» **To be done**
Output all of the data below exactly as given.

» **Recorded information**

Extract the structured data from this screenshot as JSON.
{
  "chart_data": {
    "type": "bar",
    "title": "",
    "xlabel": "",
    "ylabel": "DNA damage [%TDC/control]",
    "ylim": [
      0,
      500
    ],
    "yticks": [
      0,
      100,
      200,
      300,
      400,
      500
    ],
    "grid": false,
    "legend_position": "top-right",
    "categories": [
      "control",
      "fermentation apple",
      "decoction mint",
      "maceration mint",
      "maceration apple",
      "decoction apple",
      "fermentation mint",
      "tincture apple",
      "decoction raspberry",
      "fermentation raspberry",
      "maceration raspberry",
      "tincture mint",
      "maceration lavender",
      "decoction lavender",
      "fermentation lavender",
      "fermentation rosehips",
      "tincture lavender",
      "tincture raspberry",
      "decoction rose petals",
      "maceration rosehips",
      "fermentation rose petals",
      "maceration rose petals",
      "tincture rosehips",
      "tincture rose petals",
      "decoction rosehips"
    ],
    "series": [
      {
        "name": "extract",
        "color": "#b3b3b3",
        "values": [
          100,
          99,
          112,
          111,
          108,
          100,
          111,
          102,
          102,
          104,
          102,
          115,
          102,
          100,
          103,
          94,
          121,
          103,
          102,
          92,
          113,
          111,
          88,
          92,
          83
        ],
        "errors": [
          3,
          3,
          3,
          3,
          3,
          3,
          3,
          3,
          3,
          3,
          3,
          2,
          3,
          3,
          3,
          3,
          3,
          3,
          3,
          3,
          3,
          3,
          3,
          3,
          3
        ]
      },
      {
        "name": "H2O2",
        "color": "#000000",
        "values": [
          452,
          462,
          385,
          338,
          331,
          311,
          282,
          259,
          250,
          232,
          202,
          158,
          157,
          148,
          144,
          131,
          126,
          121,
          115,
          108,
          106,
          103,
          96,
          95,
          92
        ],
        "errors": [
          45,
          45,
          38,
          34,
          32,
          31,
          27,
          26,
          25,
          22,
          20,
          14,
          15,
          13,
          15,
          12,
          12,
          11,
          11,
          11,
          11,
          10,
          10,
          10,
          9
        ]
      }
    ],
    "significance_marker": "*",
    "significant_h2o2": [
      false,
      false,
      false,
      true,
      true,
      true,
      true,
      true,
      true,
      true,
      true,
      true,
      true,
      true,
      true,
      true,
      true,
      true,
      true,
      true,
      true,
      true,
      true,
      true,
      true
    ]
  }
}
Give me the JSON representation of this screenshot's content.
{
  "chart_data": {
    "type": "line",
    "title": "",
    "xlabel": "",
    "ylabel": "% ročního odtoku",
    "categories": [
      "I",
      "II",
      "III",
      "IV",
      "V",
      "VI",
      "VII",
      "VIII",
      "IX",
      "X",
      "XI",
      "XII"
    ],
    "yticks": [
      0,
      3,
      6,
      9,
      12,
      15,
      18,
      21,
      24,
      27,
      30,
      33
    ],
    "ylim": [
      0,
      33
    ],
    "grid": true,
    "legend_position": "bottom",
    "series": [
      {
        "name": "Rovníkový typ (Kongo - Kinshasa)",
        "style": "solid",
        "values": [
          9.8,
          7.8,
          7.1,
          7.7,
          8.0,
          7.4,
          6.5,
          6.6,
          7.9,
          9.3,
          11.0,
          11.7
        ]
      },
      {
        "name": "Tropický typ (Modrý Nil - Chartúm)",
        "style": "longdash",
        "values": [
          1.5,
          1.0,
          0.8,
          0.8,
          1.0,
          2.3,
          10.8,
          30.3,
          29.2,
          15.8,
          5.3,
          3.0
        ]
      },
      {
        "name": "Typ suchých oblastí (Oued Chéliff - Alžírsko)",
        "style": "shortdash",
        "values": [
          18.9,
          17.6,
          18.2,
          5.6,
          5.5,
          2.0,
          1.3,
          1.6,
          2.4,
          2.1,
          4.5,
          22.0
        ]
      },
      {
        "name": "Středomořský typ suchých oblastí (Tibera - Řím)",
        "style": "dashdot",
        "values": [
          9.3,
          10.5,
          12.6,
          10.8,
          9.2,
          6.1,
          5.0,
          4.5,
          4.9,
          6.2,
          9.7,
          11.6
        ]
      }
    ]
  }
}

» **The solution**
Extract the structured data from this screenshot as JSON.
{
  "chart_data": {
    "type": "bar",
    "title": "",
    "xlabel": "",
    "ylabel": "DNA damage [%TDC/control]",
    "ylim": [
      0,
      500
    ],
    "yticks": [
      0,
      100,
      200,
      300,
      400,
      500
    ],
    "grid": false,
    "legend_position": "top-right",
    "categories": [
      "control",
      "fermentation apple",
      "decoction mint",
      "maceration mint",
      "maceration apple",
      "decoction apple",
      "fermentation mint",
      "tincture apple",
      "decoction raspberry",
      "fermentation raspberry",
      "maceration raspberry",
      "tincture mint",
      "maceration lavender",
      "decoction lavender",
      "fermentation lavender",
      "fermentation rosehips",
      "tincture lavender",
      "tincture raspberry",
      "decoction rose petals",
      "maceration rosehips",
      "fermentation rose petals",
      "maceration rose petals",
      "tincture rosehips",
      "tincture rose petals",
      "decoction rosehips"
    ],
    "series": [
      {
        "name": "extract",
        "color": "#b3b3b3",
        "values": [
          100,
          99,
          112,
          111,
          108,
          100,
          111,
          102,
          102,
          104,
          102,
          115,
          102,
          100,
          103,
          94,
          121,
          103,
          102,
          92,
          113,
          111,
          88,
          92,
          83
        ],
        "errors": [
          3,
          3,
          3,
          3,
          3,
          3,
          3,
          3,
          3,
          3,
          3,
          2,
          3,
          3,
          3,
          3,
          3,
          3,
          3,
          3,
          3,
          3,
          3,
          3,
          3
        ]
      },
      {
        "name": "H2O2",
        "color": "#000000",
        "values": [
          452,
          462,
          385,
          338,
          331,
          311,
          282,
          259,
          250,
          232,
          202,
          158,
          157,
          148,
          144,
          131,
          126,
          121,
          115,
          108,
          106,
          103,
          96,
          95,
          92
        ],
        "errors": [
          45,
          45,
          38,
          34,
          32,
          31,
          27,
          26,
          25,
          22,
          20,
          14,
          15,
          13,
          15,
          12,
          12,
          11,
          11,
          11,
          11,
          10,
          10,
          10,
          9
        ]
      }
    ],
    "significance_marker": "*",
    "significant_h2o2": [
      false,
      false,
      false,
      true,
      true,
      true,
      true,
      true,
      true,
      true,
      true,
      true,
      true,
      true,
      true,
      true,
      true,
      true,
      true,
      true,
      true,
      true,
      true,
      true,
      true
    ]
  }
}
Give me the JSON representation of this screenshot's content.
{
  "chart_data": {
    "type": "line",
    "title": "",
    "xlabel": "",
    "ylabel": "% ročního odtoku",
    "categories": [
      "I",
      "II",
      "III",
      "IV",
      "V",
      "VI",
      "VII",
      "VIII",
      "IX",
      "X",
      "XI",
      "XII"
    ],
    "yticks": [
      0,
      3,
      6,
      9,
      12,
      15,
      18,
      21,
      24,
      27,
      30,
      33
    ],
    "ylim": [
      0,
      33
    ],
    "grid": true,
    "legend_position": "bottom",
    "series": [
      {
        "name": "Rovníkový typ (Kongo - Kinshasa)",
        "style": "solid",
        "values": [
          9.8,
          7.8,
          7.1,
          7.7,
          8.0,
          7.4,
          6.5,
          6.6,
          7.9,
          9.3,
          11.0,
          11.7
        ]
      },
      {
        "name": "Tropický typ (Modrý Nil - Chartúm)",
        "style": "longdash",
        "values": [
          1.5,
          1.0,
          0.8,
          0.8,
          1.0,
          2.3,
          10.8,
          30.3,
          29.2,
          15.8,
          5.3,
          3.0
        ]
      },
      {
        "name": "Typ suchých oblastí (Oued Chéliff - Alžírsko)",
        "style": "shortdash",
        "values": [
          18.9,
          17.6,
          18.2,
          5.6,
          5.5,
          2.0,
          1.3,
          1.6,
          2.4,
          2.1,
          4.5,
          22.0
        ]
      },
      {
        "name": "Středomořský typ suchých oblastí (Tibera - Řím)",
        "style": "dashdot",
        "values": [
          9.3,
          10.5,
          12.6,
          10.8,
          9.2,
          6.1,
          5.0,
          4.5,
          4.9,
          6.2,
          9.7,
          11.6
        ]
      }
    ]
  }
}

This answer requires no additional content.